[Structured figure records]
((
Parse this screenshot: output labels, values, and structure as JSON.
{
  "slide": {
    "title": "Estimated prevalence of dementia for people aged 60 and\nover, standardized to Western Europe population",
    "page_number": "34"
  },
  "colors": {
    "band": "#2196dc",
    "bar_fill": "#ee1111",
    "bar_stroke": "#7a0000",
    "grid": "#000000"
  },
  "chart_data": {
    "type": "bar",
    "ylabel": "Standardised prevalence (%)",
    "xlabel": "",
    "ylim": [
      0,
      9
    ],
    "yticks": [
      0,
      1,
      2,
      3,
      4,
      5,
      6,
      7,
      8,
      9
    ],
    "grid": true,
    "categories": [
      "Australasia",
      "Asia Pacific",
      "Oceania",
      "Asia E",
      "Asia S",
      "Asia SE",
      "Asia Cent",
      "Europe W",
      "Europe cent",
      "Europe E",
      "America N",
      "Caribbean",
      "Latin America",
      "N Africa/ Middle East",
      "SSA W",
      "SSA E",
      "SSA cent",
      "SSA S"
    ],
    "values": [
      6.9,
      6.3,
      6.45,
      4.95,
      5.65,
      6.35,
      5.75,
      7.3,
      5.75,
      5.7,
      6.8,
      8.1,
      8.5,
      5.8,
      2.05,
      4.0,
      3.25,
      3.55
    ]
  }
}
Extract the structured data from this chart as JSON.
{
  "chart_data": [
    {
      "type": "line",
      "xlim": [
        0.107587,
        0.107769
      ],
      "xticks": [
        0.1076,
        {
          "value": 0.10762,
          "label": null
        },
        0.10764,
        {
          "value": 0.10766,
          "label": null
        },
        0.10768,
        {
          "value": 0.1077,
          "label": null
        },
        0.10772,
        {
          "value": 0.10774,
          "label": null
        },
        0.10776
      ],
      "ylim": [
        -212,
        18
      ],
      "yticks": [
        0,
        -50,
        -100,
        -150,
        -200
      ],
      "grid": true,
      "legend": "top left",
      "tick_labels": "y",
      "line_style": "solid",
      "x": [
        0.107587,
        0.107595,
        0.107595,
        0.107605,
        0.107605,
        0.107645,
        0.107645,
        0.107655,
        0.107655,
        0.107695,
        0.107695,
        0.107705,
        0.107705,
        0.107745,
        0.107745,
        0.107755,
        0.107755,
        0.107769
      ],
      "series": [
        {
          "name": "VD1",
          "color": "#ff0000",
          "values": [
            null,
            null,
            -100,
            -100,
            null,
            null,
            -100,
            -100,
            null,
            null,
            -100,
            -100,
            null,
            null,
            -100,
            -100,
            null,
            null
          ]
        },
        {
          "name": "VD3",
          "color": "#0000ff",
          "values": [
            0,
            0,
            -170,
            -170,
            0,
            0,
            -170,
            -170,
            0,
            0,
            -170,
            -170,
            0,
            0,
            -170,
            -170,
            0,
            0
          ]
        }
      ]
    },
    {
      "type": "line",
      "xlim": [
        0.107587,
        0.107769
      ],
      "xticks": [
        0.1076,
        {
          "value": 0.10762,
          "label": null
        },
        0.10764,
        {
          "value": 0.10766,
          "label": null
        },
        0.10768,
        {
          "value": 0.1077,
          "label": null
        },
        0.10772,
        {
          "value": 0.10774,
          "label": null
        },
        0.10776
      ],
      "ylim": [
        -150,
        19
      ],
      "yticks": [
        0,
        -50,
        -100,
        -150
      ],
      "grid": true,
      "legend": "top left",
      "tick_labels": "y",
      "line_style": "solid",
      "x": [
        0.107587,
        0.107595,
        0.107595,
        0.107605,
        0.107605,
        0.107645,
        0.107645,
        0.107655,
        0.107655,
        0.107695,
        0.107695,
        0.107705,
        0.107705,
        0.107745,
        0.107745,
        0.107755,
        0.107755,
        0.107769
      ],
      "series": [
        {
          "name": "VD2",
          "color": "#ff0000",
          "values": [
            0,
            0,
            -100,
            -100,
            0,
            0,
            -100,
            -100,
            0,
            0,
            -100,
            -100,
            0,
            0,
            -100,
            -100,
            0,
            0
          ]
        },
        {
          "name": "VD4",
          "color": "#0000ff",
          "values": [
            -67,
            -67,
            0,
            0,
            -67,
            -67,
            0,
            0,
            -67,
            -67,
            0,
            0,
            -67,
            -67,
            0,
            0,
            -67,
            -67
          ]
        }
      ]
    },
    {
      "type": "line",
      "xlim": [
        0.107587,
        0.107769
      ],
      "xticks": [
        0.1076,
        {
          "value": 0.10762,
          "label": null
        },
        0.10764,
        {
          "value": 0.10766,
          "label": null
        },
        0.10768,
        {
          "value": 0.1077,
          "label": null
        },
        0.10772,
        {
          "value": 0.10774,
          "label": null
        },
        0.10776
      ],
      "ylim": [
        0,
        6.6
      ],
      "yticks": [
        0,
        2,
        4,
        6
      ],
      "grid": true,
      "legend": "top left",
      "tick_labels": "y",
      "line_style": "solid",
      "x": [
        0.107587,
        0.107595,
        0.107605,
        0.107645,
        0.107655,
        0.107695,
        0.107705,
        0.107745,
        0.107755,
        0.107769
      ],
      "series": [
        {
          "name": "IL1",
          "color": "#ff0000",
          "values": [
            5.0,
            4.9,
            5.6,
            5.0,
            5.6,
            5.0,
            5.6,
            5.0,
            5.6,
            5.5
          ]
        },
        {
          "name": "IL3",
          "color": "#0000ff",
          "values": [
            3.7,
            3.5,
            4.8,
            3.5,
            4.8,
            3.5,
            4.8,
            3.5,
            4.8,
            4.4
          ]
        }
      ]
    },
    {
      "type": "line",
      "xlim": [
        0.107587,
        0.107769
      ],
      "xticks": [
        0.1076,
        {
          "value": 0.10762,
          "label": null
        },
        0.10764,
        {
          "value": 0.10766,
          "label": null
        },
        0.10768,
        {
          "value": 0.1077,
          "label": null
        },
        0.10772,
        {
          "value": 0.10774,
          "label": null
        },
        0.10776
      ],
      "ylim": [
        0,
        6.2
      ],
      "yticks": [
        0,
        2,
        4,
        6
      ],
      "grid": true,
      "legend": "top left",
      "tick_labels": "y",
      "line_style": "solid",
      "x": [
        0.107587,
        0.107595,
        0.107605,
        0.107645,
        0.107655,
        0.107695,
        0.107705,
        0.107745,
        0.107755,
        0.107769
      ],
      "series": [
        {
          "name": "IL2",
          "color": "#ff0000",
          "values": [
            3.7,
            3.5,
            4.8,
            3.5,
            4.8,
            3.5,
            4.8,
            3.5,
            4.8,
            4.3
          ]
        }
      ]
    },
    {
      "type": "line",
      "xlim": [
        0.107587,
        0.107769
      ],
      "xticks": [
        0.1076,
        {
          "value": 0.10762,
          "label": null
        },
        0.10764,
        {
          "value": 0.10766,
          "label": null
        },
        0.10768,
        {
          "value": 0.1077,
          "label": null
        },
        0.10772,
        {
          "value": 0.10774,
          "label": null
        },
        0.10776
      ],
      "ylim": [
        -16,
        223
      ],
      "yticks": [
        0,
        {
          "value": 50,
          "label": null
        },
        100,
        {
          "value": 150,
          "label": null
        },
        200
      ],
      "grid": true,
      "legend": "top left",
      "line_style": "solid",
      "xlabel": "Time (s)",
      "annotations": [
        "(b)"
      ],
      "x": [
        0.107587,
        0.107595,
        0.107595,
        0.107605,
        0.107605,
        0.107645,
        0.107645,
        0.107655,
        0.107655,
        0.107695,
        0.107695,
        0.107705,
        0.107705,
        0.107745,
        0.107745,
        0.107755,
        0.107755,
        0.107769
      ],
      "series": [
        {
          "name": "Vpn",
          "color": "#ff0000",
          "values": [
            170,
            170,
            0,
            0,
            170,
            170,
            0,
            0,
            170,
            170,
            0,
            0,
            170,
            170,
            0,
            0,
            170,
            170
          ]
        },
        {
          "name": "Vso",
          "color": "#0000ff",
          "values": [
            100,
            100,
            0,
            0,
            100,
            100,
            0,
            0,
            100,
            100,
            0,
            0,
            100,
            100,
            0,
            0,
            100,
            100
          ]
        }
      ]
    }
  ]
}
))
((
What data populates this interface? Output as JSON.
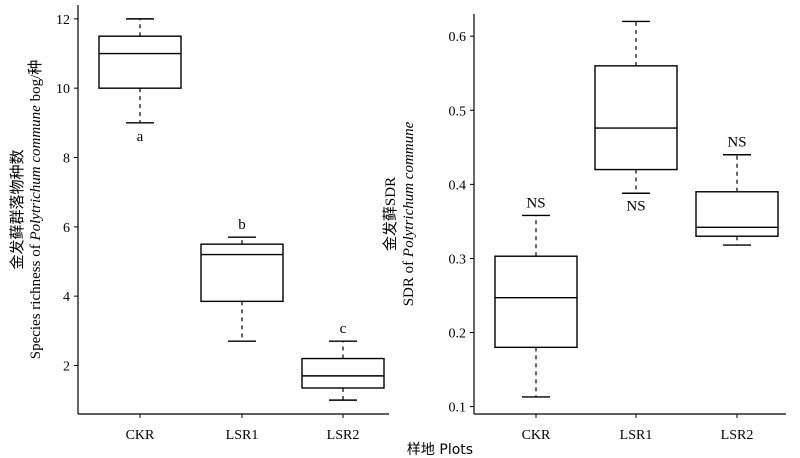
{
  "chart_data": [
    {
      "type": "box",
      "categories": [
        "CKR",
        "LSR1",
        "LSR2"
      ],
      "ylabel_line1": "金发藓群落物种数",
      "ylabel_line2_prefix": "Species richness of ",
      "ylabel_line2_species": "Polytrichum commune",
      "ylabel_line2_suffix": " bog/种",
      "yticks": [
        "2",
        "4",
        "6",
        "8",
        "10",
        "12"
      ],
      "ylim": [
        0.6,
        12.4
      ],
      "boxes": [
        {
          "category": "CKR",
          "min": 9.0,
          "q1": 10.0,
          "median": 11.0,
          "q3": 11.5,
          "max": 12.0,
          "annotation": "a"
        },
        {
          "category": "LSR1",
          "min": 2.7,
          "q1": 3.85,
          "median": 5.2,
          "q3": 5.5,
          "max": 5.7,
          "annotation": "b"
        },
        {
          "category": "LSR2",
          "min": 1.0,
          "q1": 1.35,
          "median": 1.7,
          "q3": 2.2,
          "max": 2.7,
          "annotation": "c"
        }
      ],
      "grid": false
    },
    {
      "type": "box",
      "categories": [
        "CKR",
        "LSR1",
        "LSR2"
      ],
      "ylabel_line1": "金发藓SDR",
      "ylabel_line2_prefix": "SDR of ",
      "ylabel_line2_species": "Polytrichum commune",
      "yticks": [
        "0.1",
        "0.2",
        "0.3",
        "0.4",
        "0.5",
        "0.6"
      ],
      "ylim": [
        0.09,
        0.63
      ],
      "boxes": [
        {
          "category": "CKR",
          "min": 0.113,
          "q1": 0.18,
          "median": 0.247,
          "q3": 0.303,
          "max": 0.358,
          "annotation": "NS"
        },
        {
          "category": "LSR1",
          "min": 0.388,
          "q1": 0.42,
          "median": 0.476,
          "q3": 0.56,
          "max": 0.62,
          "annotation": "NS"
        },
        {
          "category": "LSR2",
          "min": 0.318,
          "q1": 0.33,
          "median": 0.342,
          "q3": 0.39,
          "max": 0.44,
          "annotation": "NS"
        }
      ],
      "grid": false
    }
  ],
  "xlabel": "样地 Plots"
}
))
> **What the exercise asks**: Copy down every line of the material above that includes the string "this".

> **Written solution**:
Parse this screenshot: output labels, values, and structure as JSON.
Extract the structured data from this chart as JSON.
What data populates this interface? Output as JSON.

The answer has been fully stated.